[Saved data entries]
>> start
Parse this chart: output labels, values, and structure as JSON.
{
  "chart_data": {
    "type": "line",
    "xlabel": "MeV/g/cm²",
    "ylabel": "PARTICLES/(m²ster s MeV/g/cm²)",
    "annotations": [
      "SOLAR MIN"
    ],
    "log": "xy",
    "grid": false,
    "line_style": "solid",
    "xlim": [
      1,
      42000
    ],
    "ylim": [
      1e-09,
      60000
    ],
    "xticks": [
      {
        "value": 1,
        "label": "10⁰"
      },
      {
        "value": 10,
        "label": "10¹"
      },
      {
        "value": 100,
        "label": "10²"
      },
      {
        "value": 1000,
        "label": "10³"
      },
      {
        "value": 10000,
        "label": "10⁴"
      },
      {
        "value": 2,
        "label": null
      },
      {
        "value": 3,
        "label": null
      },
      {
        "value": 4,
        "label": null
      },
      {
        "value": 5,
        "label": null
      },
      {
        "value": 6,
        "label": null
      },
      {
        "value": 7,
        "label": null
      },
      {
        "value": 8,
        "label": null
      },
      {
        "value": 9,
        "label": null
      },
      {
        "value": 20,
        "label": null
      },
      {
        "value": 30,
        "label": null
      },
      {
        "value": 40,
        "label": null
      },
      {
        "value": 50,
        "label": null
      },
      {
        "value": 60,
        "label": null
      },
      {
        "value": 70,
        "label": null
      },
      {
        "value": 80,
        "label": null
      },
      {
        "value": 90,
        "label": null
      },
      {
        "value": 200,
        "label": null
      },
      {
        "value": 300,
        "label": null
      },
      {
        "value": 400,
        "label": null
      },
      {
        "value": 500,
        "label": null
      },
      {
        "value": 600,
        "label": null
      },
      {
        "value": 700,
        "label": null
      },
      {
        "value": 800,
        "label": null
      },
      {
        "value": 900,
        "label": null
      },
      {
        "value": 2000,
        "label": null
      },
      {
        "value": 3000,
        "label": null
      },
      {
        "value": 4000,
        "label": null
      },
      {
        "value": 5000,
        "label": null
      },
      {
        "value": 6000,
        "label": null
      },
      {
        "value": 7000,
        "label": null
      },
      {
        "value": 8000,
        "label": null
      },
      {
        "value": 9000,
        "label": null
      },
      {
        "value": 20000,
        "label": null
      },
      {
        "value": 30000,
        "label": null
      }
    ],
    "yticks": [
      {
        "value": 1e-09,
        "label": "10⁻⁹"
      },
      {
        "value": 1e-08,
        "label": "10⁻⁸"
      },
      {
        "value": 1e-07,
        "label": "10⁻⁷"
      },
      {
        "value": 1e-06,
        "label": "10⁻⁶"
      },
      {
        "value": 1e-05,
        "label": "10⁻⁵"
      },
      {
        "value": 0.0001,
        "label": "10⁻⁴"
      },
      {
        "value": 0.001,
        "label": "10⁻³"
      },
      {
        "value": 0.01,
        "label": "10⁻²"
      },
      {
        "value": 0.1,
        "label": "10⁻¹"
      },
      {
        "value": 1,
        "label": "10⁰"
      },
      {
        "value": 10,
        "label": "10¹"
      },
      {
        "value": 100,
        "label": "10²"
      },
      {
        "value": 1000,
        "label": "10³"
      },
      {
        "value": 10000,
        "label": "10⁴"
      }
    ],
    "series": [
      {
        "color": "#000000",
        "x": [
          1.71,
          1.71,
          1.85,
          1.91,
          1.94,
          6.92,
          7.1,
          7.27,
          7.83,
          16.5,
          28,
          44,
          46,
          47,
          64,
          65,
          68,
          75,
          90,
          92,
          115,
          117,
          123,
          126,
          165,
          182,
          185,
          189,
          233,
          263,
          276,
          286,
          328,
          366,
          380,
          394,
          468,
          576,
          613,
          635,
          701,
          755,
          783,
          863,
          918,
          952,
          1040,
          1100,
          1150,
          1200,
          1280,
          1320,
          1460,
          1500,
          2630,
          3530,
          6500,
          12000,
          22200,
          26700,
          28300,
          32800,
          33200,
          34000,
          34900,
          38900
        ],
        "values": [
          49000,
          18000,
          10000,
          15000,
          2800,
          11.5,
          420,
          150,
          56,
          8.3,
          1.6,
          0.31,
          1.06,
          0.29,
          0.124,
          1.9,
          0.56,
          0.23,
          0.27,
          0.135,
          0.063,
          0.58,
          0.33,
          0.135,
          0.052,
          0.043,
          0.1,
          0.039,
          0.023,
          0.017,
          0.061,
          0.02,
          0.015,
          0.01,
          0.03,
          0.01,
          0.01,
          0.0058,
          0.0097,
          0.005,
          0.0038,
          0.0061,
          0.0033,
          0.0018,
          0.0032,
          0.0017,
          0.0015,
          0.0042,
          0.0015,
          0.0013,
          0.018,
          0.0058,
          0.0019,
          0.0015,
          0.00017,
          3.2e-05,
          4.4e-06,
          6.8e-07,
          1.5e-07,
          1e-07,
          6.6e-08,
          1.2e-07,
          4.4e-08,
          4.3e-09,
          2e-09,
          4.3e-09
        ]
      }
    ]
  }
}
>> end
- _Exercise goal_
Extract the listing in its entirety and repeat it exactly.

- _The reply_
Parse this chart: output labels, values, and structure as JSON.
{
  "chart_data": {
    "type": "line",
    "xlabel": "MeV/g/cm²",
    "ylabel": "PARTICLES/(m²ster s MeV/g/cm²)",
    "annotations": [
      "SOLAR MIN"
    ],
    "log": "xy",
    "grid": false,
    "line_style": "solid",
    "xlim": [
      1,
      42000
    ],
    "ylim": [
      1e-09,
      60000
    ],
    "xticks": [
      {
        "value": 1,
        "label": "10⁰"
      },
      {
        "value": 10,
        "label": "10¹"
      },
      {
        "value": 100,
        "label": "10²"
      },
      {
        "value": 1000,
        "label": "10³"
      },
      {
        "value": 10000,
        "label": "10⁴"
      },
      {
        "value": 2,
        "label": null
      },
      {
        "value": 3,
        "label": null
      },
      {
        "value": 4,
        "label": null
      },
      {
        "value": 5,
        "label": null
      },
      {
        "value": 6,
        "label": null
      },
      {
        "value": 7,
        "label": null
      },
      {
        "value": 8,
        "label": null
      },
      {
        "value": 9,
        "label": null
      },
      {
        "value": 20,
        "label": null
      },
      {
        "value": 30,
        "label": null
      },
      {
        "value": 40,
        "label": null
      },
      {
        "value": 50,
        "label": null
      },
      {
        "value": 60,
        "label": null
      },
      {
        "value": 70,
        "label": null
      },
      {
        "value": 80,
        "label": null
      },
      {
        "value": 90,
        "label": null
      },
      {
        "value": 200,
        "label": null
      },
      {
        "value": 300,
        "label": null
      },
      {
        "value": 400,
        "label": null
      },
      {
        "value": 500,
        "label": null
      },
      {
        "value": 600,
        "label": null
      },
      {
        "value": 700,
        "label": null
      },
      {
        "value": 800,
        "label": null
      },
      {
        "value": 900,
        "label": null
      },
      {
        "value": 2000,
        "label": null
      },
      {
        "value": 3000,
        "label": null
      },
      {
        "value": 4000,
        "label": null
      },
      {
        "value": 5000,
        "label": null
      },
      {
        "value": 6000,
        "label": null
      },
      {
        "value": 7000,
        "label": null
      },
      {
        "value": 8000,
        "label": null
      },
      {
        "value": 9000,
        "label": null
      },
      {
        "value": 20000,
        "label": null
      },
      {
        "value": 30000,
        "label": null
      }
    ],
    "yticks": [
      {
        "value": 1e-09,
        "label": "10⁻⁹"
      },
      {
        "value": 1e-08,
        "label": "10⁻⁸"
      },
      {
        "value": 1e-07,
        "label": "10⁻⁷"
      },
      {
        "value": 1e-06,
        "label": "10⁻⁶"
      },
      {
        "value": 1e-05,
        "label": "10⁻⁵"
      },
      {
        "value": 0.0001,
        "label": "10⁻⁴"
      },
      {
        "value": 0.001,
        "label": "10⁻³"
      },
      {
        "value": 0.01,
        "label": "10⁻²"
      },
      {
        "value": 0.1,
        "label": "10⁻¹"
      },
      {
        "value": 1,
        "label": "10⁰"
      },
      {
        "value": 10,
        "label": "10¹"
      },
      {
        "value": 100,
        "label": "10²"
      },
      {
        "value": 1000,
        "label": "10³"
      },
      {
        "value": 10000,
        "label": "10⁴"
      }
    ],
    "series": [
      {
        "color": "#000000",
        "x": [
          1.71,
          1.71,
          1.85,
          1.91,
          1.94,
          6.92,
          7.1,
          7.27,
          7.83,
          16.5,
          28,
          44,
          46,
          47,
          64,
          65,
          68,
          75,
          90,
          92,
          115,
          117,
          123,
          126,
          165,
          182,
          185,
          189,
          233,
          263,
          276,
          286,
          328,
          366,
          380,
          394,
          468,
          576,
          613,
          635,
          701,
          755,
          783,
          863,
          918,
          952,
          1040,
          1100,
          1150,
          1200,
          1280,
          1320,
          1460,
          1500,
          2630,
          3530,
          6500,
          12000,
          22200,
          26700,
          28300,
          32800,
          33200,
          34000,
          34900,
          38900
        ],
        "values": [
          49000,
          18000,
          10000,
          15000,
          2800,
          11.5,
          420,
          150,
          56,
          8.3,
          1.6,
          0.31,
          1.06,
          0.29,
          0.124,
          1.9,
          0.56,
          0.23,
          0.27,
          0.135,
          0.063,
          0.58,
          0.33,
          0.135,
          0.052,
          0.043,
          0.1,
          0.039,
          0.023,
          0.017,
          0.061,
          0.02,
          0.015,
          0.01,
          0.03,
          0.01,
          0.01,
          0.0058,
          0.0097,
          0.005,
          0.0038,
          0.0061,
          0.0033,
          0.0018,
          0.0032,
          0.0017,
          0.0015,
          0.0042,
          0.0015,
          0.0013,
          0.018,
          0.0058,
          0.0019,
          0.0015,
          0.00017,
          3.2e-05,
          4.4e-06,
          6.8e-07,
          1.5e-07,
          1e-07,
          6.6e-08,
          1.2e-07,
          4.4e-08,
          4.3e-09,
          2e-09,
          4.3e-09
        ]
      }
    ]
  }
}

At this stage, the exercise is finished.